Problem to solve
Search the listing for "приспособленн" and copy every line where it appears.

· · · · · · ·

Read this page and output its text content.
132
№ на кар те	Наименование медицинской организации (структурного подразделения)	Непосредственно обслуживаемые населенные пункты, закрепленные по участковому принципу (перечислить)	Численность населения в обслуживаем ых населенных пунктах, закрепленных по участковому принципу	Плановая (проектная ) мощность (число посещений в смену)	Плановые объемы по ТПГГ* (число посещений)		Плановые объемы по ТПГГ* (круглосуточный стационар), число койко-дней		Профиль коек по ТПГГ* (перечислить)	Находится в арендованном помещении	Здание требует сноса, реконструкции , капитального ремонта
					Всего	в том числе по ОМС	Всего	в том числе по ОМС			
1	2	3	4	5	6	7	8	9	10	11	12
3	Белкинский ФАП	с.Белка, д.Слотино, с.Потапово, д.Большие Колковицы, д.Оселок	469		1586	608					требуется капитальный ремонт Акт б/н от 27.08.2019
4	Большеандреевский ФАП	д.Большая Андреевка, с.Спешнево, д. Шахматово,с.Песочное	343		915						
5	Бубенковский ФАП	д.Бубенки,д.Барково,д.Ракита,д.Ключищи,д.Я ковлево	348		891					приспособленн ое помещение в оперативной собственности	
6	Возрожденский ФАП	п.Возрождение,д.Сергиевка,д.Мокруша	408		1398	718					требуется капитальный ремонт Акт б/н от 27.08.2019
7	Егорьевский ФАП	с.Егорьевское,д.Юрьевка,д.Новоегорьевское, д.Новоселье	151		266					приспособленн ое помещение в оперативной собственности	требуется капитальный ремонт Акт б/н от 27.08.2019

· · · · · · ·

Task solution
5	Бубенковский ФАП	д.Бубенки,д.Барково,д.Ракита,д.Ключищи,д.Я ковлево	348		891					приспособленн ое помещение в оперативной собственности	
7	Егорьевский ФАП	с.Егорьевское,д.Юрьевка,д.Новоегорьевское, д.Новоселье	151		266					приспособленн ое помещение в оперативной собственности	требуется капитальный ремонт Акт б/н от 27.08.2019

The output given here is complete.